> Dataset records:
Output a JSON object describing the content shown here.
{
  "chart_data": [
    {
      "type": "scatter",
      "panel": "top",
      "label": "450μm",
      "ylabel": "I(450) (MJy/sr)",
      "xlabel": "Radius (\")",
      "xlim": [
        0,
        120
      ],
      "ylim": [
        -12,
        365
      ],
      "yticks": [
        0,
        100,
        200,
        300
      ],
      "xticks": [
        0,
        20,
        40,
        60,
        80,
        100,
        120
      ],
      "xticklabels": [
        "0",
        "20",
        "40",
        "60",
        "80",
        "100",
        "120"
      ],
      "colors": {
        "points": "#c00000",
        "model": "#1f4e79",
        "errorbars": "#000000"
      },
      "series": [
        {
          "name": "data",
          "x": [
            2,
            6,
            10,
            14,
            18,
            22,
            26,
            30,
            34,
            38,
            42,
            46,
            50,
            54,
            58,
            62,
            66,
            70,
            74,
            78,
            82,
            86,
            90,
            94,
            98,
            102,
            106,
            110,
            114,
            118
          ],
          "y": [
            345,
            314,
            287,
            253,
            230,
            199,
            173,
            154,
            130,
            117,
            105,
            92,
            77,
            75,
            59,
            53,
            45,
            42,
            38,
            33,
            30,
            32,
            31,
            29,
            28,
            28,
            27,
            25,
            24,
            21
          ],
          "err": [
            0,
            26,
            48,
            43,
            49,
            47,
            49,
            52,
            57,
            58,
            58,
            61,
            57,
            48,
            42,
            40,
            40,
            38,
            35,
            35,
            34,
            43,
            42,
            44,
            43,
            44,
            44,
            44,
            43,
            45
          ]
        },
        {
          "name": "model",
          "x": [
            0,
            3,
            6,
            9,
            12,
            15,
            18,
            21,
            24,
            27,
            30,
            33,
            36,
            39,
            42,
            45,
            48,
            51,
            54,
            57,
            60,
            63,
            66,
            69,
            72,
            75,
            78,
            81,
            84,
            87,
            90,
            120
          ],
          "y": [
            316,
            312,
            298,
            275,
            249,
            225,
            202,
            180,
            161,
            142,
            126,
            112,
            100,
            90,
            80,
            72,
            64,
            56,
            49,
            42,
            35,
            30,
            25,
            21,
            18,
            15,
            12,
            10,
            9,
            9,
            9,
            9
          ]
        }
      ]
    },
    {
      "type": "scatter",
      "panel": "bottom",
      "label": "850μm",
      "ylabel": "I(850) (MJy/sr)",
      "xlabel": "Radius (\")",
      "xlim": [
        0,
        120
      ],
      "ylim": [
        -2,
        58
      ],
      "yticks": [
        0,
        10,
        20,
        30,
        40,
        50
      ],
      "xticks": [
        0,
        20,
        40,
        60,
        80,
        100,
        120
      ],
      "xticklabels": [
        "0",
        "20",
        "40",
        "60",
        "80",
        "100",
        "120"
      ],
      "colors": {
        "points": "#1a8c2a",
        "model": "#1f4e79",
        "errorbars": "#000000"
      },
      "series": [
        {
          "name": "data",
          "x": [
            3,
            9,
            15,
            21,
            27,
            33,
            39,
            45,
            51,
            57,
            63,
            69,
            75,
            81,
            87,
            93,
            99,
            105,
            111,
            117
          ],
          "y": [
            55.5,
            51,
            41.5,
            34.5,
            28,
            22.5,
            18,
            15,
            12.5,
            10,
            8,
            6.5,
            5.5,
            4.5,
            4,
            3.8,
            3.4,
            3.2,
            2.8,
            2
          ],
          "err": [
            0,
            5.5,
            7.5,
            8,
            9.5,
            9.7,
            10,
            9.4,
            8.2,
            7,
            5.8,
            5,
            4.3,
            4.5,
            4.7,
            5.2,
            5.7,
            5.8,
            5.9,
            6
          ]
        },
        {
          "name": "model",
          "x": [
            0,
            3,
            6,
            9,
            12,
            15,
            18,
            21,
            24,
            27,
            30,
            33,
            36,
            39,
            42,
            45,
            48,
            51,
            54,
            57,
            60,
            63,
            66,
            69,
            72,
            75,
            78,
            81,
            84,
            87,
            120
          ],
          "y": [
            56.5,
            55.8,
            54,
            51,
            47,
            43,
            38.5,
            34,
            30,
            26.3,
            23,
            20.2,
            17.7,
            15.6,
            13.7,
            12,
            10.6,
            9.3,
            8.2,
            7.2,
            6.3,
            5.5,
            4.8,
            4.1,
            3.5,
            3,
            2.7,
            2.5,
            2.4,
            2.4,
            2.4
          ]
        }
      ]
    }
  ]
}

> Do this:
Type out the material again exactly as presented.

> Finished task:
Output a JSON object describing the content shown here.
{
  "chart_data": [
    {
      "type": "scatter",
      "panel": "top",
      "label": "450μm",
      "ylabel": "I(450) (MJy/sr)",
      "xlabel": "Radius (\")",
      "xlim": [
        0,
        120
      ],
      "ylim": [
        -12,
        365
      ],
      "yticks": [
        0,
        100,
        200,
        300
      ],
      "xticks": [
        0,
        20,
        40,
        60,
        80,
        100,
        120
      ],
      "xticklabels": [
        "0",
        "20",
        "40",
        "60",
        "80",
        "100",
        "120"
      ],
      "colors": {
        "points": "#c00000",
        "model": "#1f4e79",
        "errorbars": "#000000"
      },
      "series": [
        {
          "name": "data",
          "x": [
            2,
            6,
            10,
            14,
            18,
            22,
            26,
            30,
            34,
            38,
            42,
            46,
            50,
            54,
            58,
            62,
            66,
            70,
            74,
            78,
            82,
            86,
            90,
            94,
            98,
            102,
            106,
            110,
            114,
            118
          ],
          "y": [
            345,
            314,
            287,
            253,
            230,
            199,
            173,
            154,
            130,
            117,
            105,
            92,
            77,
            75,
            59,
            53,
            45,
            42,
            38,
            33,
            30,
            32,
            31,
            29,
            28,
            28,
            27,
            25,
            24,
            21
          ],
          "err": [
            0,
            26,
            48,
            43,
            49,
            47,
            49,
            52,
            57,
            58,
            58,
            61,
            57,
            48,
            42,
            40,
            40,
            38,
            35,
            35,
            34,
            43,
            42,
            44,
            43,
            44,
            44,
            44,
            43,
            45
          ]
        },
        {
          "name": "model",
          "x": [
            0,
            3,
            6,
            9,
            12,
            15,
            18,
            21,
            24,
            27,
            30,
            33,
            36,
            39,
            42,
            45,
            48,
            51,
            54,
            57,
            60,
            63,
            66,
            69,
            72,
            75,
            78,
            81,
            84,
            87,
            90,
            120
          ],
          "y": [
            316,
            312,
            298,
            275,
            249,
            225,
            202,
            180,
            161,
            142,
            126,
            112,
            100,
            90,
            80,
            72,
            64,
            56,
            49,
            42,
            35,
            30,
            25,
            21,
            18,
            15,
            12,
            10,
            9,
            9,
            9,
            9
          ]
        }
      ]
    },
    {
      "type": "scatter",
      "panel": "bottom",
      "label": "850μm",
      "ylabel": "I(850) (MJy/sr)",
      "xlabel": "Radius (\")",
      "xlim": [
        0,
        120
      ],
      "ylim": [
        -2,
        58
      ],
      "yticks": [
        0,
        10,
        20,
        30,
        40,
        50
      ],
      "xticks": [
        0,
        20,
        40,
        60,
        80,
        100,
        120
      ],
      "xticklabels": [
        "0",
        "20",
        "40",
        "60",
        "80",
        "100",
        "120"
      ],
      "colors": {
        "points": "#1a8c2a",
        "model": "#1f4e79",
        "errorbars": "#000000"
      },
      "series": [
        {
          "name": "data",
          "x": [
            3,
            9,
            15,
            21,
            27,
            33,
            39,
            45,
            51,
            57,
            63,
            69,
            75,
            81,
            87,
            93,
            99,
            105,
            111,
            117
          ],
          "y": [
            55.5,
            51,
            41.5,
            34.5,
            28,
            22.5,
            18,
            15,
            12.5,
            10,
            8,
            6.5,
            5.5,
            4.5,
            4,
            3.8,
            3.4,
            3.2,
            2.8,
            2
          ],
          "err": [
            0,
            5.5,
            7.5,
            8,
            9.5,
            9.7,
            10,
            9.4,
            8.2,
            7,
            5.8,
            5,
            4.3,
            4.5,
            4.7,
            5.2,
            5.7,
            5.8,
            5.9,
            6
          ]
        },
        {
          "name": "model",
          "x": [
            0,
            3,
            6,
            9,
            12,
            15,
            18,
            21,
            24,
            27,
            30,
            33,
            36,
            39,
            42,
            45,
            48,
            51,
            54,
            57,
            60,
            63,
            66,
            69,
            72,
            75,
            78,
            81,
            84,
            87,
            120
          ],
          "y": [
            56.5,
            55.8,
            54,
            51,
            47,
            43,
            38.5,
            34,
            30,
            26.3,
            23,
            20.2,
            17.7,
            15.6,
            13.7,
            12,
            10.6,
            9.3,
            8.2,
            7.2,
            6.3,
            5.5,
            4.8,
            4.1,
            3.5,
            3,
            2.7,
            2.5,
            2.4,
            2.4,
            2.4
          ]
        }
      ]
    }
  ]
}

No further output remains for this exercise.